• _Task details_
Skip all pictures; return exactly the lines from the one containing "Serialize everything readable" through the end of the data.

• _Records shown_
* START *

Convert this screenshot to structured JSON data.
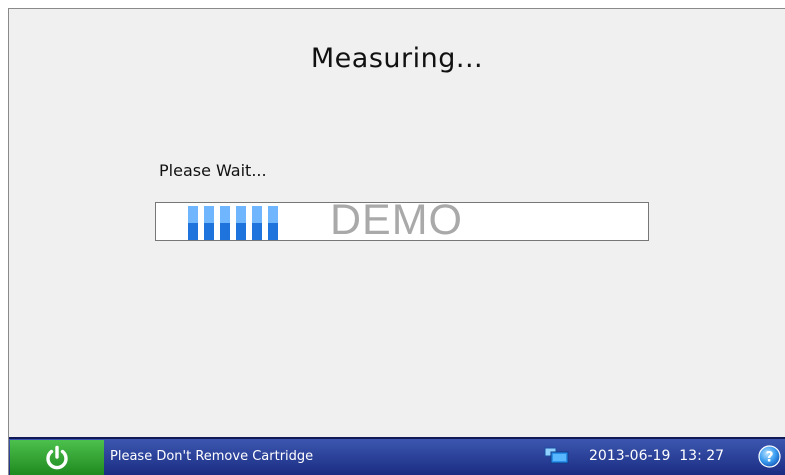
{
  "screen": {
    "title": "Measuring...",
    "wait_label": "Please Wait...",
    "progress": {
      "filled_segments": 6,
      "watermark": "DEMO"
    }
  },
  "statusbar": {
    "power_icon": "power-icon",
    "message": "Please Don't Remove Cartridge",
    "monitor_icon": "monitor-icon",
    "datetime": "2013-06-19  13: 27",
    "help_icon": "help-icon"
  },
  "colors": {
    "background": "#f0f0f0",
    "statusbar": "#23358f",
    "power_button": "#2e9e2e",
    "progress_light": "#6fb6ff",
    "progress_dark": "#1e74dc",
    "watermark": "#a9a9a9"
  }
}
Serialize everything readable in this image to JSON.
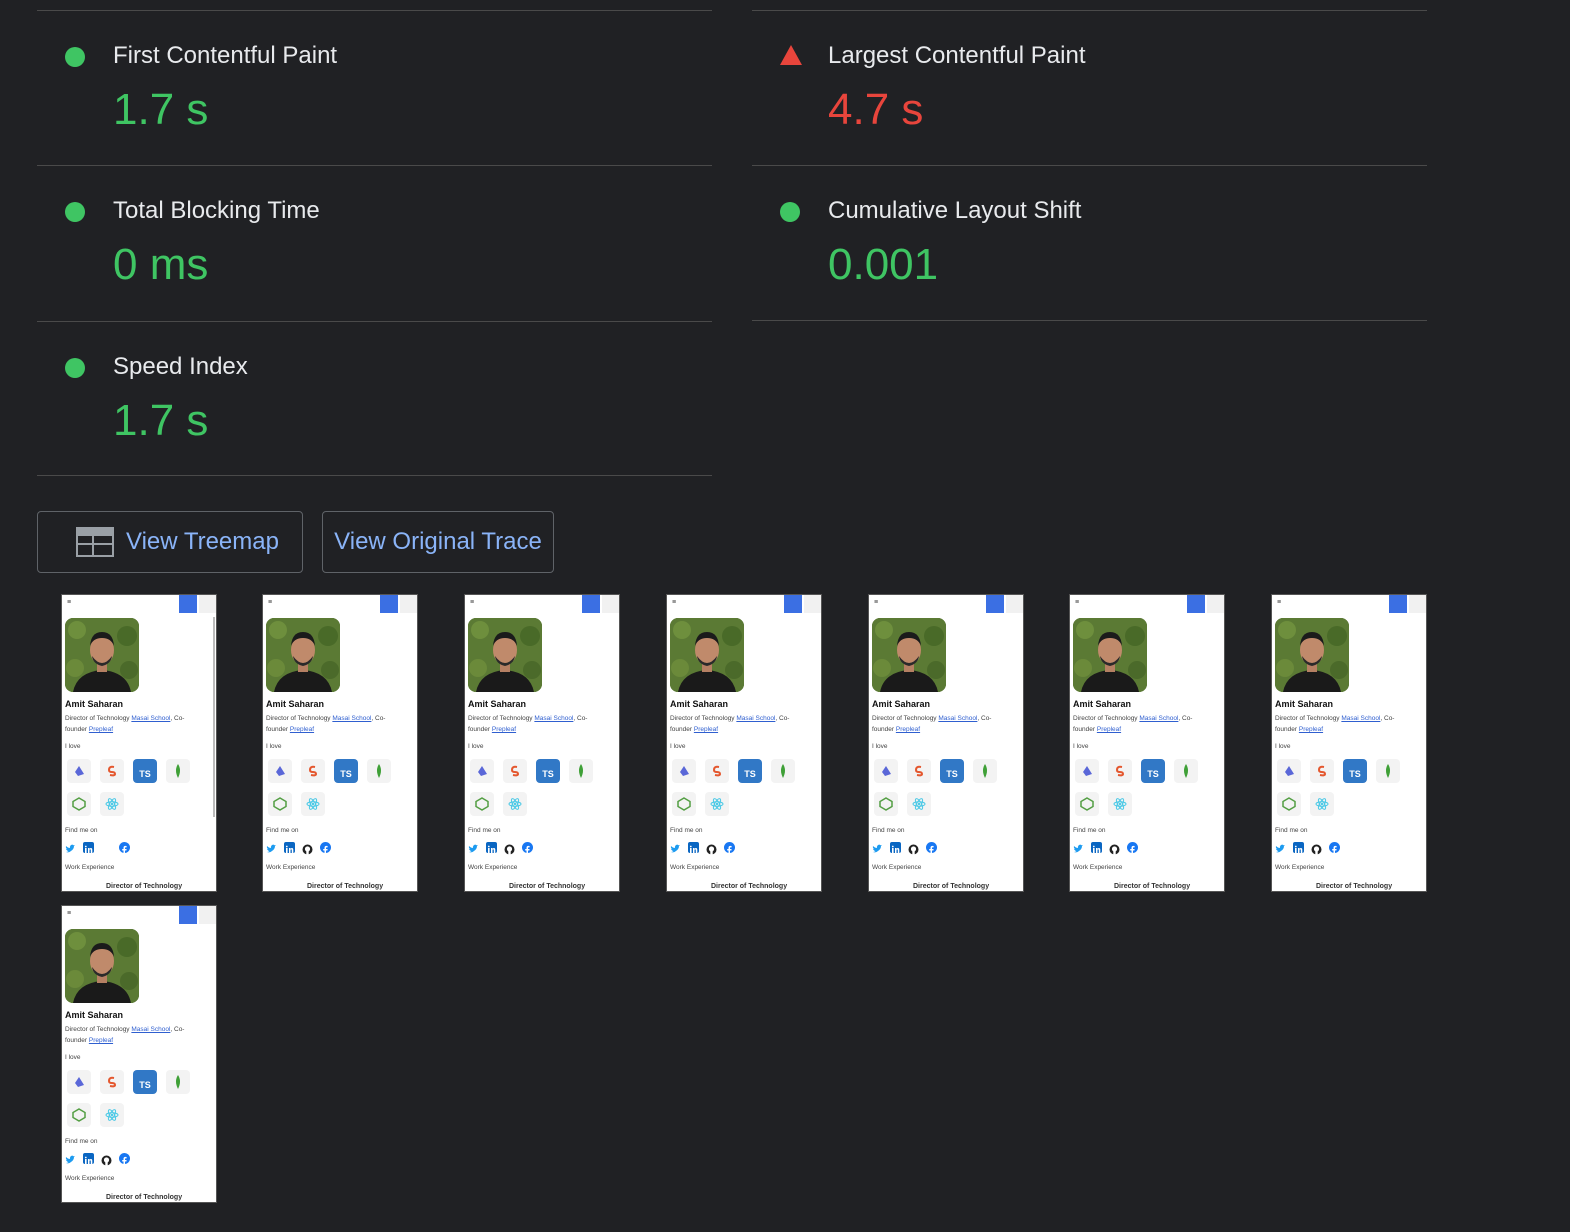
{
  "metrics": [
    {
      "title": "First Contentful Paint",
      "value": "1.7 s",
      "status": "pass"
    },
    {
      "title": "Largest Contentful Paint",
      "value": "4.7 s",
      "status": "fail"
    },
    {
      "title": "Total Blocking Time",
      "value": "0 ms",
      "status": "pass"
    },
    {
      "title": "Cumulative Layout Shift",
      "value": "0.001",
      "status": "pass"
    },
    {
      "title": "Speed Index",
      "value": "1.7 s",
      "status": "pass"
    }
  ],
  "buttons": {
    "treemap_label": "View Treemap",
    "trace_label": "View Original Trace"
  },
  "thumbnail": {
    "name": "Amit Saharan",
    "bio_prefix": "Director of Technology ",
    "bio_link1": "Masai School",
    "bio_mid": ", Co-",
    "bio_line2": "founder ",
    "bio_link2": "Prepleaf",
    "love": "I love",
    "find": "Find me on",
    "work": "Work Experience",
    "role": "Director of Technology",
    "skill_icons": [
      "prisma-icon",
      "svelte-icon",
      "typescript-icon",
      "mongodb-icon",
      "nodejs-icon",
      "react-icon"
    ],
    "social_icons": [
      "twitter-icon",
      "linkedin-icon",
      "github-icon",
      "facebook-icon"
    ],
    "ts_label": "TS"
  },
  "colors": {
    "pass": "#3fc563",
    "fail": "#e8453c",
    "link": "#8ab4f8",
    "background": "#202124"
  }
}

* END *

• _The completed task_
Serialize everything readable in this image to JSON.
{
  "metrics": [
    {
      "title": "First Contentful Paint",
      "value": "1.7 s",
      "status": "pass"
    },
    {
      "title": "Largest Contentful Paint",
      "value": "4.7 s",
      "status": "fail"
    },
    {
      "title": "Total Blocking Time",
      "value": "0 ms",
      "status": "pass"
    },
    {
      "title": "Cumulative Layout Shift",
      "value": "0.001",
      "status": "pass"
    },
    {
      "title": "Speed Index",
      "value": "1.7 s",
      "status": "pass"
    }
  ],
  "buttons": {
    "treemap_label": "View Treemap",
    "trace_label": "View Original Trace"
  },
  "thumbnail": {
    "name": "Amit Saharan",
    "bio_prefix": "Director of Technology ",
    "bio_link1": "Masai School",
    "bio_mid": ", Co-",
    "bio_line2": "founder ",
    "bio_link2": "Prepleaf",
    "love": "I love",
    "find": "Find me on",
    "work": "Work Experience",
    "role": "Director of Technology",
    "skill_icons": [
      "prisma-icon",
      "svelte-icon",
      "typescript-icon",
      "mongodb-icon",
      "nodejs-icon",
      "react-icon"
    ],
    "social_icons": [
      "twitter-icon",
      "linkedin-icon",
      "github-icon",
      "facebook-icon"
    ],
    "ts_label": "TS"
  },
  "colors": {
    "pass": "#3fc563",
    "fail": "#e8453c",
    "link": "#8ab4f8",
    "background": "#202124"
  }
}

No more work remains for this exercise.